[start of Material for this task]

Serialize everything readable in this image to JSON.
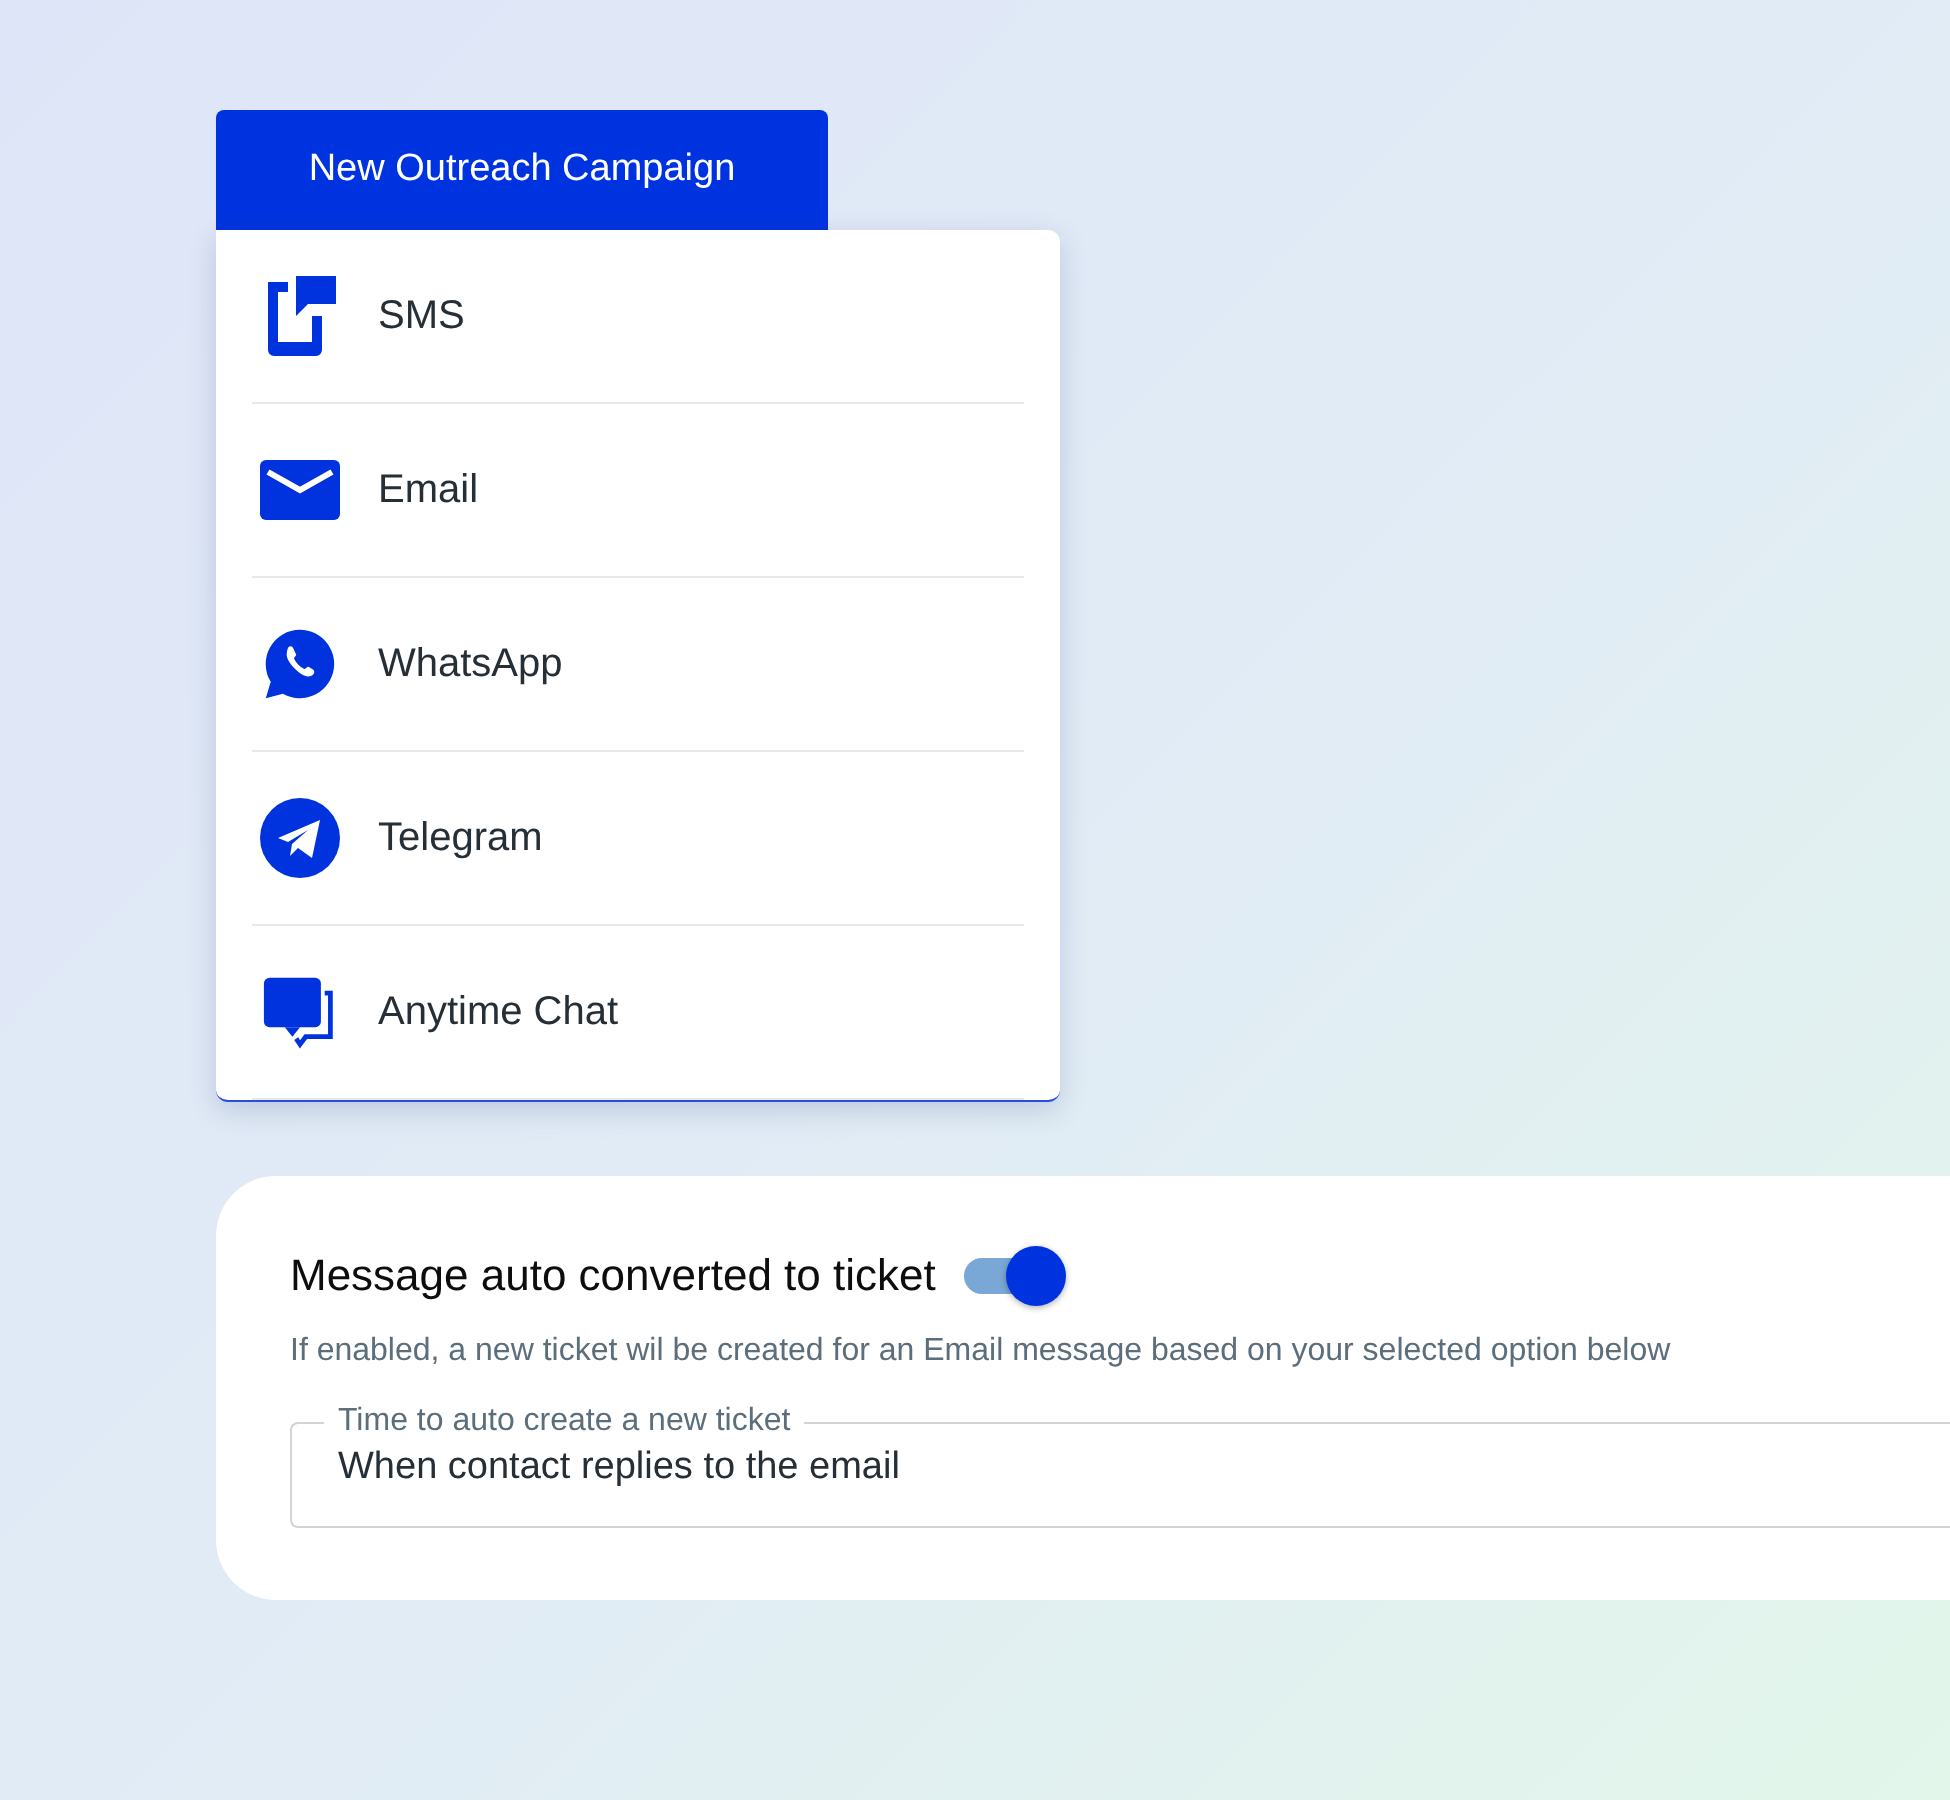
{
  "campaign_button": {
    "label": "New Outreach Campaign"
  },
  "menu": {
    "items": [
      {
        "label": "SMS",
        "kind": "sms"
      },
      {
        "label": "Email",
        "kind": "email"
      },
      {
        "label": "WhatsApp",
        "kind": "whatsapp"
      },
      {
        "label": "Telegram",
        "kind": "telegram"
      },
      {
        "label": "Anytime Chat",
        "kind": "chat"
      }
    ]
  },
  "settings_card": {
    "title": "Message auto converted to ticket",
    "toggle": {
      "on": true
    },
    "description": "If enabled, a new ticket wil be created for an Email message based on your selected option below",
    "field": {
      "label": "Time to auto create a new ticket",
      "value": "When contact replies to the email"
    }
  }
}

[end of Material for this task]
[start of Material for this task]

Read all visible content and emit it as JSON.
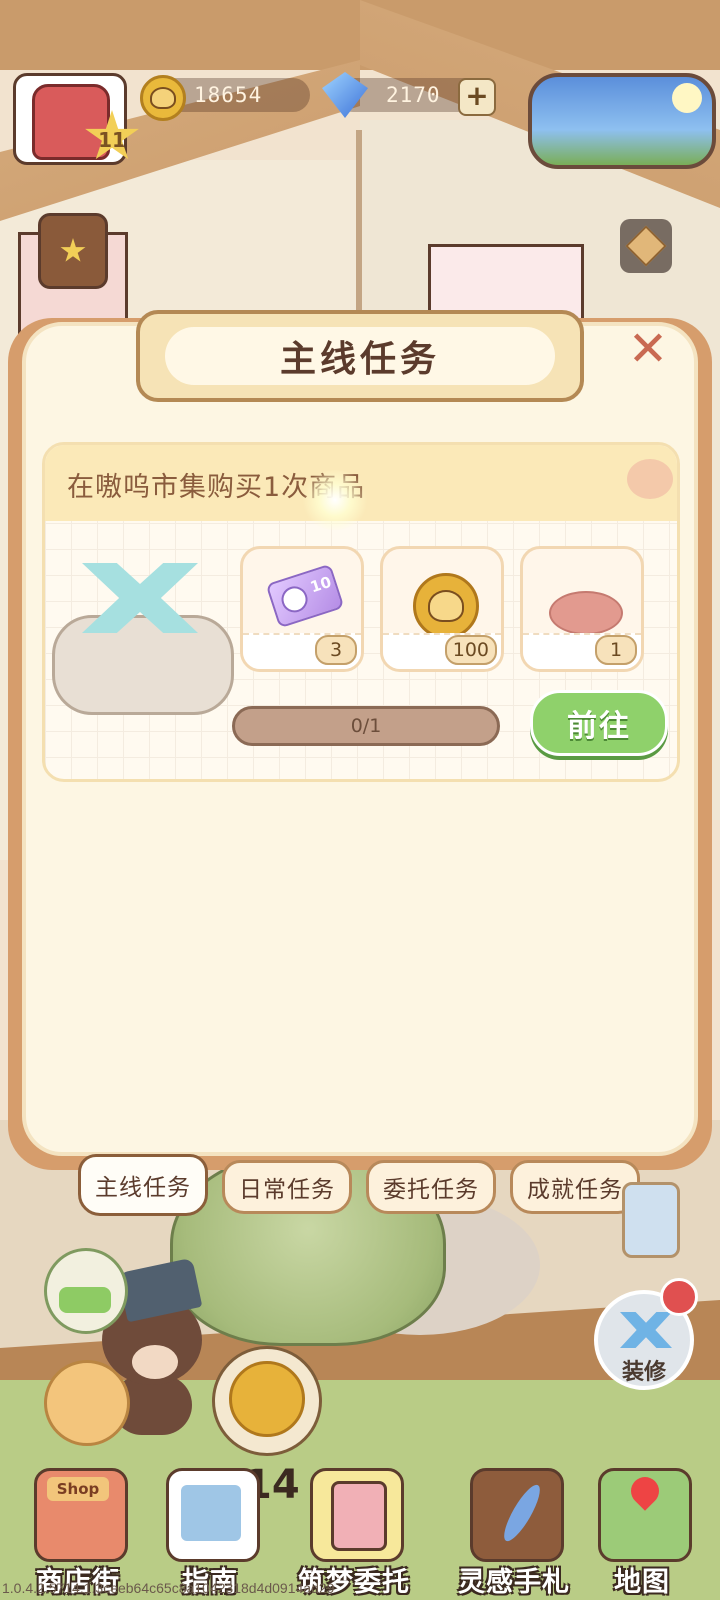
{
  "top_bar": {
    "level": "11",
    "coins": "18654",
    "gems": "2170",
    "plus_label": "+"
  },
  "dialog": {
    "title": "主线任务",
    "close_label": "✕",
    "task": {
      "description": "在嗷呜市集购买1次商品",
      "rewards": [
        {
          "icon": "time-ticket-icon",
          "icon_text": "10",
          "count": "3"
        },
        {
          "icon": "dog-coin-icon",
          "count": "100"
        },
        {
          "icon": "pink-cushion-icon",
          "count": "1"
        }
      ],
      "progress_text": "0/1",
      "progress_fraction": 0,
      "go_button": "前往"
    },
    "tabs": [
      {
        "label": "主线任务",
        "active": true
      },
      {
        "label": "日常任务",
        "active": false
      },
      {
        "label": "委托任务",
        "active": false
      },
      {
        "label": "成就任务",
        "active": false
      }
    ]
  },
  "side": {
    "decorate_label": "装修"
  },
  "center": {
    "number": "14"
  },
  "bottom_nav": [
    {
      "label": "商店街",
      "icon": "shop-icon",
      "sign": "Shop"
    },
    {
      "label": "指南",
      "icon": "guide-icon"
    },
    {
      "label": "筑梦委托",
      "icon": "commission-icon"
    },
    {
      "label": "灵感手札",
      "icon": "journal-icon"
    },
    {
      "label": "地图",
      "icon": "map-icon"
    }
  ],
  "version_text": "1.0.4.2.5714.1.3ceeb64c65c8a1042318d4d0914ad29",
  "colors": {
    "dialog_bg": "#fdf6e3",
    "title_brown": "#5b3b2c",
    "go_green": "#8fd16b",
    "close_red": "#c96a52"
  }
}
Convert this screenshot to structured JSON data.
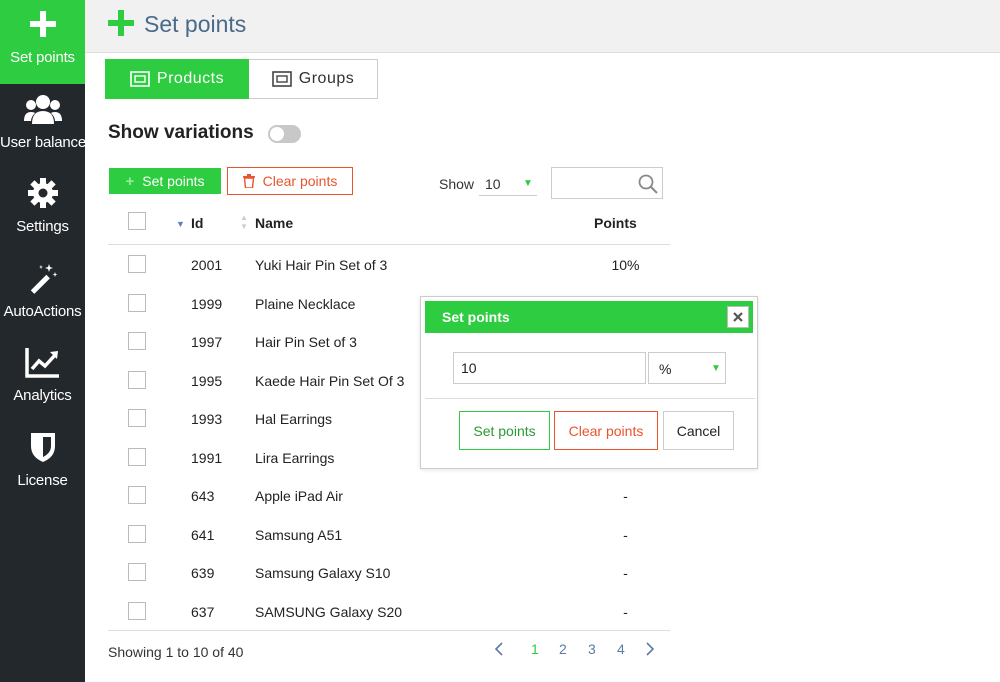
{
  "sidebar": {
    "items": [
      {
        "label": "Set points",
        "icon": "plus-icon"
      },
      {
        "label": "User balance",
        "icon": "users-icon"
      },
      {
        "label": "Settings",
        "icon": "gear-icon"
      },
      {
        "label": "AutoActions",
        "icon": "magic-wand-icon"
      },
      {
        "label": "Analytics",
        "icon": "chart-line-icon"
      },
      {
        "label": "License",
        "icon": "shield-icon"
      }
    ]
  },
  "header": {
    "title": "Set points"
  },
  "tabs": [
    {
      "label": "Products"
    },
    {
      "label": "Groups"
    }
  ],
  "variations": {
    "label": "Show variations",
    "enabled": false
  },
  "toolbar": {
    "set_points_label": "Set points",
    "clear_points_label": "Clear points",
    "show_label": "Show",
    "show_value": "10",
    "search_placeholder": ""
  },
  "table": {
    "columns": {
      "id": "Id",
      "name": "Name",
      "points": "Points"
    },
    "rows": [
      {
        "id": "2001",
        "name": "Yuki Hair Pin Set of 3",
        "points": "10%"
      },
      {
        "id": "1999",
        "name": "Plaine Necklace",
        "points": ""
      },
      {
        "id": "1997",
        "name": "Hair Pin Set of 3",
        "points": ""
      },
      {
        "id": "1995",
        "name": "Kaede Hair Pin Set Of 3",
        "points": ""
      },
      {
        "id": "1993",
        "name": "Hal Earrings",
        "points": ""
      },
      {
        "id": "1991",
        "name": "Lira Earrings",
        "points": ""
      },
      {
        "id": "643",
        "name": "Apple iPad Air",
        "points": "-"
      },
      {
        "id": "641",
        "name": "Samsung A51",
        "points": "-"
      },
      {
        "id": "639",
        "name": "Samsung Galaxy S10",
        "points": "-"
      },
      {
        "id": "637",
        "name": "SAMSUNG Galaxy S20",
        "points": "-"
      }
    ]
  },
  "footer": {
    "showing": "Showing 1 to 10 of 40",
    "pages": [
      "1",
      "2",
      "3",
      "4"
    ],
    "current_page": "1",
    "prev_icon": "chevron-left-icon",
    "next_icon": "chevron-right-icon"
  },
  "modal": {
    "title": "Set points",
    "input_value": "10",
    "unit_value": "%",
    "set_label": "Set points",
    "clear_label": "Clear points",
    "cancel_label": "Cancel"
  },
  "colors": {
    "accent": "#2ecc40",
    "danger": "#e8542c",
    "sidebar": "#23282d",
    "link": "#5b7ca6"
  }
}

[end of Material for this task]

- Set task
Which lines contain "description"? Copy each of them out.

- Solution to this problem
    "description": "If enabled, a new ticket wil be created for an Email message based on your selected option below",
      "description": "在嗷呜市集购买1次商品",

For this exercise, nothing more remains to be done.